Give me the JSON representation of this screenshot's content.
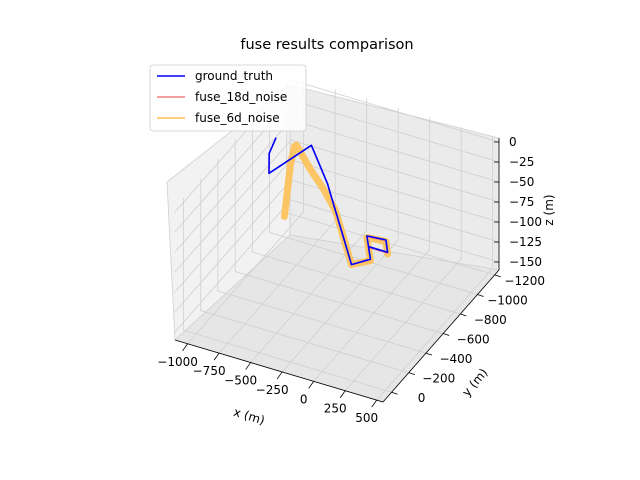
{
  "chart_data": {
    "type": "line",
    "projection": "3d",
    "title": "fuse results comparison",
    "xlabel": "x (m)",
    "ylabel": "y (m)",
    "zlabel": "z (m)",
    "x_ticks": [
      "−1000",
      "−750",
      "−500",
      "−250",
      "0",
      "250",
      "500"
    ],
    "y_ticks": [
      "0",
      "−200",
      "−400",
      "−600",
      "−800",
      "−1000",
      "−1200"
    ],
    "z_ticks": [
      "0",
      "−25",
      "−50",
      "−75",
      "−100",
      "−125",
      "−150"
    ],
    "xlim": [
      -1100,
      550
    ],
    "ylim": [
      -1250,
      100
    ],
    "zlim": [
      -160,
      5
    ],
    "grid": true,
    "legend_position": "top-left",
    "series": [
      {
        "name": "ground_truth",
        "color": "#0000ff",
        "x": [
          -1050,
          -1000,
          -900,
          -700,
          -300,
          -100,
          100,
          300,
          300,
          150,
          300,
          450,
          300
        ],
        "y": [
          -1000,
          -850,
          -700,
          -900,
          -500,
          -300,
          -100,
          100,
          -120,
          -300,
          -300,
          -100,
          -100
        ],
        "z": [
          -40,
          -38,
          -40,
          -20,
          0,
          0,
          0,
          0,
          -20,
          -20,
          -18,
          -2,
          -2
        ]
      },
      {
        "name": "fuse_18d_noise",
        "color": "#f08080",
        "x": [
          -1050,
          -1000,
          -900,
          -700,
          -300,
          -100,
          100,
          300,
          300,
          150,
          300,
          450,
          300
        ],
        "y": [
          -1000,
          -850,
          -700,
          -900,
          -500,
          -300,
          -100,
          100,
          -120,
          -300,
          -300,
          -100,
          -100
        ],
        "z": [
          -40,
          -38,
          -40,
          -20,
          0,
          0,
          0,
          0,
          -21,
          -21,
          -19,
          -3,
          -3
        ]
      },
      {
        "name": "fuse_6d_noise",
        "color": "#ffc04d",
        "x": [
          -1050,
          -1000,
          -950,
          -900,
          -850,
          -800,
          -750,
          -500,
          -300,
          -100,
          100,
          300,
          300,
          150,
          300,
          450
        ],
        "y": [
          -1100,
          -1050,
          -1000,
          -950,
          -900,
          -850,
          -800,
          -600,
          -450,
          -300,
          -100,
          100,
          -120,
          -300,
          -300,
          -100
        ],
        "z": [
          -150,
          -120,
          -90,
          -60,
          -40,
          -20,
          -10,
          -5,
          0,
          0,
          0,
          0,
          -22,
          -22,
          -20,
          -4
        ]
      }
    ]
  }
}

_EXERCISE DESCRIPTION_
The word "name" may appear on some lines of these records; state how many such lines there are, and nothing else.

_ANSWER TO THE TASK_
3